• Problem: The complete set of records below must be repeated precisely as given.

(Data records begins)

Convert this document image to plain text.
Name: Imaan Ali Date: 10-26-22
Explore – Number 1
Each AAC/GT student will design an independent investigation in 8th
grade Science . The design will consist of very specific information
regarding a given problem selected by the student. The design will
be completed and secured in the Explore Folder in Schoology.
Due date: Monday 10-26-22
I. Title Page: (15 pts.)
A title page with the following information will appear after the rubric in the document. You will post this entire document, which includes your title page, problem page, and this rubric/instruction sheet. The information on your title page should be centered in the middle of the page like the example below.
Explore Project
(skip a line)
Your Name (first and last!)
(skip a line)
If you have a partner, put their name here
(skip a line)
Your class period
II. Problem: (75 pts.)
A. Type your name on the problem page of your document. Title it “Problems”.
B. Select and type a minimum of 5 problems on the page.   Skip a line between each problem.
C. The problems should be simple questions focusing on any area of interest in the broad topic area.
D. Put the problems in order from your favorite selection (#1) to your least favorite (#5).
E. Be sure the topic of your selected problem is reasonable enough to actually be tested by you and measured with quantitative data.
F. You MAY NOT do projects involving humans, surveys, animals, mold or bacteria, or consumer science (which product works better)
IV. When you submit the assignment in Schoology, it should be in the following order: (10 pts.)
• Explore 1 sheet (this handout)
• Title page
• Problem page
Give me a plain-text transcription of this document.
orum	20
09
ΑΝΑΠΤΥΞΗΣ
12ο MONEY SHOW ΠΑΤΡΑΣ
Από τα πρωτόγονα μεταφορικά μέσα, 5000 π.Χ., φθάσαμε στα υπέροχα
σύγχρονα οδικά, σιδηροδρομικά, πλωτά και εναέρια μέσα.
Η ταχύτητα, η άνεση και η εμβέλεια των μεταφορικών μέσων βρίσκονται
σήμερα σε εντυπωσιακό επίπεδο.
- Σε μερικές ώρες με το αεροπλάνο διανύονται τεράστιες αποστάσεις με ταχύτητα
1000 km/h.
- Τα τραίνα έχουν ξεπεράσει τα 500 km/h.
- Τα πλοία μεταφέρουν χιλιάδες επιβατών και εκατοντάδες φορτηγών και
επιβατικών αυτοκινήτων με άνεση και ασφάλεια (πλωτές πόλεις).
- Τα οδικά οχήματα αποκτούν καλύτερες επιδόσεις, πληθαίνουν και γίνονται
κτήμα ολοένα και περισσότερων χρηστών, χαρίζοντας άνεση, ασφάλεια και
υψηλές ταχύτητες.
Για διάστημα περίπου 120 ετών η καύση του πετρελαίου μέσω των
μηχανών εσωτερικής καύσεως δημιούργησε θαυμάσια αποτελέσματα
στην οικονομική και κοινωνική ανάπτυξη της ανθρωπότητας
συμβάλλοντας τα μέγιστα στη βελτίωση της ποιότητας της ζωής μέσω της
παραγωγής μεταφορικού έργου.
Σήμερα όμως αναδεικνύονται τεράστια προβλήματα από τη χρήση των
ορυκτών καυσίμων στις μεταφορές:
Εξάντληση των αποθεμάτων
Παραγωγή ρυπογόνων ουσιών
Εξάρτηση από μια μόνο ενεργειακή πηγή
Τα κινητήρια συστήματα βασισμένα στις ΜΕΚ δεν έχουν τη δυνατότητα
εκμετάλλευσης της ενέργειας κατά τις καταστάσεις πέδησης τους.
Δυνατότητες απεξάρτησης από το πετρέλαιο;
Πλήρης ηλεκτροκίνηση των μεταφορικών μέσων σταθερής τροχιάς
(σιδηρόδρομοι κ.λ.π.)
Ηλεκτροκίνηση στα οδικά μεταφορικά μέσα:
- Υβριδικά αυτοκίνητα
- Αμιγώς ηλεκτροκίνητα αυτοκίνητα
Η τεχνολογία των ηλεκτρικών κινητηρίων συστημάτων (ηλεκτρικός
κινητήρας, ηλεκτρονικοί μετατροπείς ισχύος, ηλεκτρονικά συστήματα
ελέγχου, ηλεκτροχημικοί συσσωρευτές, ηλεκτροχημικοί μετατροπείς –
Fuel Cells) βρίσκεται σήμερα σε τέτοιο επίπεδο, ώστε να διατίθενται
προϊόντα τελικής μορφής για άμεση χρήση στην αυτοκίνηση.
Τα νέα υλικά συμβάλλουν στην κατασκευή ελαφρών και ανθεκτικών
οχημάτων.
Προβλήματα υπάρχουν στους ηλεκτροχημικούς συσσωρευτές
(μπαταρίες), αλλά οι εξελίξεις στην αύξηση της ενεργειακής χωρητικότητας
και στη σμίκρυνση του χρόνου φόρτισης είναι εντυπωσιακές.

(Data records ends)

• Answer area:
Convert this document image to plain text.
Name: Imaan Ali Date: 10-26-22
Explore – Number 1
Each AAC/GT student will design an independent investigation in 8th
grade Science . The design will consist of very specific information
regarding a given problem selected by the student. The design will
be completed and secured in the Explore Folder in Schoology.
Due date: Monday 10-26-22
I. Title Page: (15 pts.)
A title page with the following information will appear after the rubric in the document. You will post this entire document, which includes your title page, problem page, and this rubric/instruction sheet. The information on your title page should be centered in the middle of the page like the example below.
Explore Project
(skip a line)
Your Name (first and last!)
(skip a line)
If you have a partner, put their name here
(skip a line)
Your class period
II. Problem: (75 pts.)
A. Type your name on the problem page of your document. Title it “Problems”.
B. Select and type a minimum of 5 problems on the page.   Skip a line between each problem.
C. The problems should be simple questions focusing on any area of interest in the broad topic area.
D. Put the problems in order from your favorite selection (#1) to your least favorite (#5).
E. Be sure the topic of your selected problem is reasonable enough to actually be tested by you and measured with quantitative data.
F. You MAY NOT do projects involving humans, surveys, animals, mold or bacteria, or consumer science (which product works better)
IV. When you submit the assignment in Schoology, it should be in the following order: (10 pts.)
• Explore 1 sheet (this handout)
• Title page
• Problem page
Give me a plain-text transcription of this document.
orum	20
09
ΑΝΑΠΤΥΞΗΣ
12ο MONEY SHOW ΠΑΤΡΑΣ
Από τα πρωτόγονα μεταφορικά μέσα, 5000 π.Χ., φθάσαμε στα υπέροχα
σύγχρονα οδικά, σιδηροδρομικά, πλωτά και εναέρια μέσα.
Η ταχύτητα, η άνεση και η εμβέλεια των μεταφορικών μέσων βρίσκονται
σήμερα σε εντυπωσιακό επίπεδο.
- Σε μερικές ώρες με το αεροπλάνο διανύονται τεράστιες αποστάσεις με ταχύτητα
1000 km/h.
- Τα τραίνα έχουν ξεπεράσει τα 500 km/h.
- Τα πλοία μεταφέρουν χιλιάδες επιβατών και εκατοντάδες φορτηγών και
επιβατικών αυτοκινήτων με άνεση και ασφάλεια (πλωτές πόλεις).
- Τα οδικά οχήματα αποκτούν καλύτερες επιδόσεις, πληθαίνουν και γίνονται
κτήμα ολοένα και περισσότερων χρηστών, χαρίζοντας άνεση, ασφάλεια και
υψηλές ταχύτητες.
Για διάστημα περίπου 120 ετών η καύση του πετρελαίου μέσω των
μηχανών εσωτερικής καύσεως δημιούργησε θαυμάσια αποτελέσματα
στην οικονομική και κοινωνική ανάπτυξη της ανθρωπότητας
συμβάλλοντας τα μέγιστα στη βελτίωση της ποιότητας της ζωής μέσω της
παραγωγής μεταφορικού έργου.
Σήμερα όμως αναδεικνύονται τεράστια προβλήματα από τη χρήση των
ορυκτών καυσίμων στις μεταφορές:
Εξάντληση των αποθεμάτων
Παραγωγή ρυπογόνων ουσιών
Εξάρτηση από μια μόνο ενεργειακή πηγή
Τα κινητήρια συστήματα βασισμένα στις ΜΕΚ δεν έχουν τη δυνατότητα
εκμετάλλευσης της ενέργειας κατά τις καταστάσεις πέδησης τους.
Δυνατότητες απεξάρτησης από το πετρέλαιο;
Πλήρης ηλεκτροκίνηση των μεταφορικών μέσων σταθερής τροχιάς
(σιδηρόδρομοι κ.λ.π.)
Ηλεκτροκίνηση στα οδικά μεταφορικά μέσα:
- Υβριδικά αυτοκίνητα
- Αμιγώς ηλεκτροκίνητα αυτοκίνητα
Η τεχνολογία των ηλεκτρικών κινητηρίων συστημάτων (ηλεκτρικός
κινητήρας, ηλεκτρονικοί μετατροπείς ισχύος, ηλεκτρονικά συστήματα
ελέγχου, ηλεκτροχημικοί συσσωρευτές, ηλεκτροχημικοί μετατροπείς –
Fuel Cells) βρίσκεται σήμερα σε τέτοιο επίπεδο, ώστε να διατίθενται
προϊόντα τελικής μορφής για άμεση χρήση στην αυτοκίνηση.
Τα νέα υλικά συμβάλλουν στην κατασκευή ελαφρών και ανθεκτικών
οχημάτων.
Προβλήματα υπάρχουν στους ηλεκτροχημικούς συσσωρευτές
(μπαταρίες), αλλά οι εξελίξεις στην αύξηση της ενεργειακής χωρητικότητας
και στη σμίκρυνση του χρόνου φόρτισης είναι εντυπωσιακές.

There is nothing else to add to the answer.